To be done
Copy the items word for word, from the very first one through the line containing "definition-cell: The amount".

:::

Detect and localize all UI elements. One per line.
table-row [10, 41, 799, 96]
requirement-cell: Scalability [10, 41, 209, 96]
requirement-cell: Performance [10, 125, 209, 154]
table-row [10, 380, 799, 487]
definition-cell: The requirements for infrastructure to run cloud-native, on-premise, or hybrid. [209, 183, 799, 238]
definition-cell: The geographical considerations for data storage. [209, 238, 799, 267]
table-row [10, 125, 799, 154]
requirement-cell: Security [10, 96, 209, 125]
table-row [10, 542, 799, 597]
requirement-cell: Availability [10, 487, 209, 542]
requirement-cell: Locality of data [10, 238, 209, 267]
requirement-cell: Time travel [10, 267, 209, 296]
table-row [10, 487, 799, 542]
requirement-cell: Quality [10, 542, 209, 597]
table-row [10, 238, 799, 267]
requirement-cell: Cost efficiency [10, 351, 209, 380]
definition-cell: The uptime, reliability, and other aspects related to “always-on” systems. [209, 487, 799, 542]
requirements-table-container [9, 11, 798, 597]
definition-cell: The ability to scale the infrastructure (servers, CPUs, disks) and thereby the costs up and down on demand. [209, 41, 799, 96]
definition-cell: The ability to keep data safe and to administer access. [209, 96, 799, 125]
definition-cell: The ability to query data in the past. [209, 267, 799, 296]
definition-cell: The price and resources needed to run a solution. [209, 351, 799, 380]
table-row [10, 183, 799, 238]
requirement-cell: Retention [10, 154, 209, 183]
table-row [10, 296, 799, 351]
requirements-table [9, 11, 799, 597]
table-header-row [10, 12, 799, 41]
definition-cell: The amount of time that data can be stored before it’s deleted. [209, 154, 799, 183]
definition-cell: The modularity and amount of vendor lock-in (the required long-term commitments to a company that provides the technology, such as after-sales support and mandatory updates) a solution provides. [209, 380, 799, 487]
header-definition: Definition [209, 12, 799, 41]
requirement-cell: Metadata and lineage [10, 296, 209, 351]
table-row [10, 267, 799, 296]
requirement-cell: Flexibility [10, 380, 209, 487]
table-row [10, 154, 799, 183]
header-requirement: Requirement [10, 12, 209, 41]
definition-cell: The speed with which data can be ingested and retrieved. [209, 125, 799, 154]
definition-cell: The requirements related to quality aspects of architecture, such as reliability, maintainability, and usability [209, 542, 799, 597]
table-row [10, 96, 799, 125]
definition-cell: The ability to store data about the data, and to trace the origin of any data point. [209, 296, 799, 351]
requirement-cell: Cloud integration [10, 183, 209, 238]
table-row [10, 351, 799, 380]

:::

Task result
Detect and localize all UI elements. One per line.
table-row [10, 41, 799, 96]
requirement-cell: Scalability [10, 41, 209, 96]
requirement-cell: Performance [10, 125, 209, 154]
table-row [10, 380, 799, 487]
definition-cell: The requirements for infrastructure to run cloud-native, on-premise, or hybrid. [209, 183, 799, 238]
definition-cell: The geographical considerations for data storage. [209, 238, 799, 267]
table-row [10, 125, 799, 154]
requirement-cell: Security [10, 96, 209, 125]
table-row [10, 542, 799, 597]
requirement-cell: Availability [10, 487, 209, 542]
requirement-cell: Locality of data [10, 238, 209, 267]
requirement-cell: Time travel [10, 267, 209, 296]
table-row [10, 487, 799, 542]
requirement-cell: Quality [10, 542, 209, 597]
table-row [10, 238, 799, 267]
requirement-cell: Cost efficiency [10, 351, 209, 380]
definition-cell: The uptime, reliability, and other aspects related to “always-on” systems. [209, 487, 799, 542]
requirements-table-container [9, 11, 798, 597]
definition-cell: The ability to scale the infrastructure (servers, CPUs, disks) and thereby the costs up and down on demand. [209, 41, 799, 96]
definition-cell: The ability to keep data safe and to administer access. [209, 96, 799, 125]
definition-cell: The ability to query data in the past. [209, 267, 799, 296]
definition-cell: The price and resources needed to run a solution. [209, 351, 799, 380]
table-row [10, 183, 799, 238]
requirement-cell: Retention [10, 154, 209, 183]
table-row [10, 296, 799, 351]
requirements-table [9, 11, 799, 597]
table-header-row [10, 12, 799, 41]
definition-cell: The amount of time that data can be stored before it’s deleted. [209, 154, 799, 183]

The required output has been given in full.